#### Set problem
Spot every line with the word "печатью" and return it.

#### Data listing
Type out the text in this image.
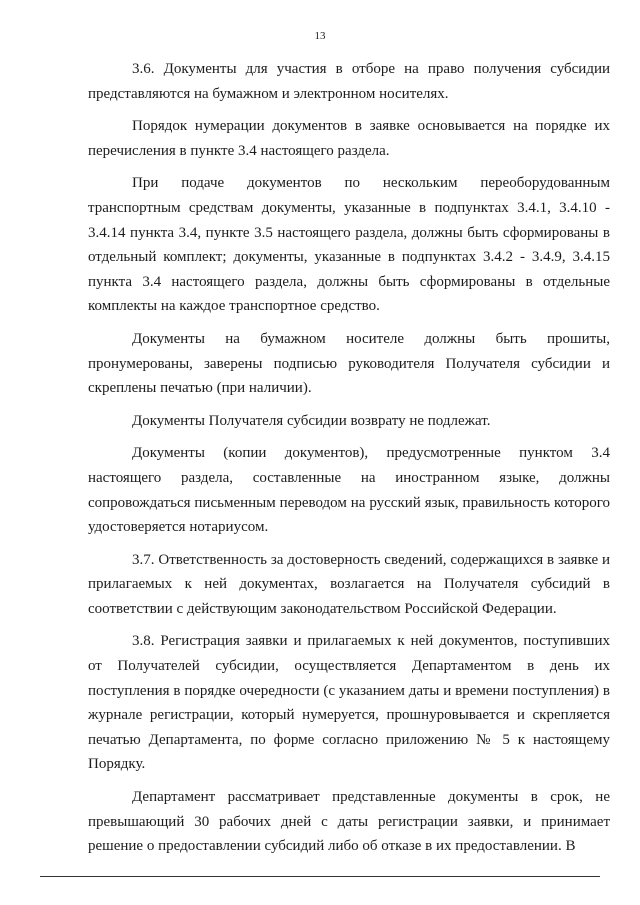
13

3.6. Документы для участия в отборе на право получения субсидии представляются на бумажном и электронном носителях.

Порядок нумерации документов в заявке основывается на порядке их перечисления в пункте 3.4 настоящего раздела.

При подаче документов по нескольким переоборудованным транспортным средствам документы, указанные в подпунктах 3.4.1, 3.4.10 - 3.4.14 пункта 3.4, пункте 3.5 настоящего раздела, должны быть сформированы в отдельный комплект; документы, указанные в подпунктах 3.4.2 - 3.4.9, 3.4.15 пункта 3.4 настоящего раздела, должны быть сформированы в отдельные комплекты на каждое транспортное средство.

Документы на бумажном носителе должны быть прошиты, пронумерованы, заверены подписью руководителя Получателя субсидии и скреплены печатью (при наличии).

Документы Получателя субсидии возврату не подлежат.

Документы (копии документов), предусмотренные пунктом 3.4 настоящего раздела, составленные на иностранном языке, должны сопровождаться письменным переводом на русский язык, правильность которого удостоверяется нотариусом.

3.7. Ответственность за достоверность сведений, содержащихся в заявке и прилагаемых к ней документах, возлагается на Получателя субсидий в соответствии с действующим законодательством Российской Федерации.

3.8. Регистрация заявки и прилагаемых к ней документов, поступивших от Получателей субсидии, осуществляется Департаментом в день их поступления в порядке очередности (с указанием даты и времени поступления) в журнале регистрации, который нумеруется, прошнуровывается и скрепляется печатью Департамента, по форме согласно приложению № 5 к настоящему Порядку.

Департамент рассматривает представленные документы в срок, не превышающий 30 рабочих дней с даты регистрации заявки, и принимает решение о предоставлении субсидий либо об отказе в их предоставлении. В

#### Response
Документы на бумажном носителе должны быть прошиты, пронумерованы, заверены подписью руководителя Получателя субсидии и скреплены печатью (при наличии).
3.8. Регистрация заявки и прилагаемых к ней документов, поступивших от Получателей субсидии, осуществляется Департаментом в день их поступления в порядке очередности (с указанием даты и времени поступления) в журнале регистрации, который нумеруется, прошнуровывается и скрепляется печатью Департамента, по форме согласно приложению № 5 к настоящему Порядку.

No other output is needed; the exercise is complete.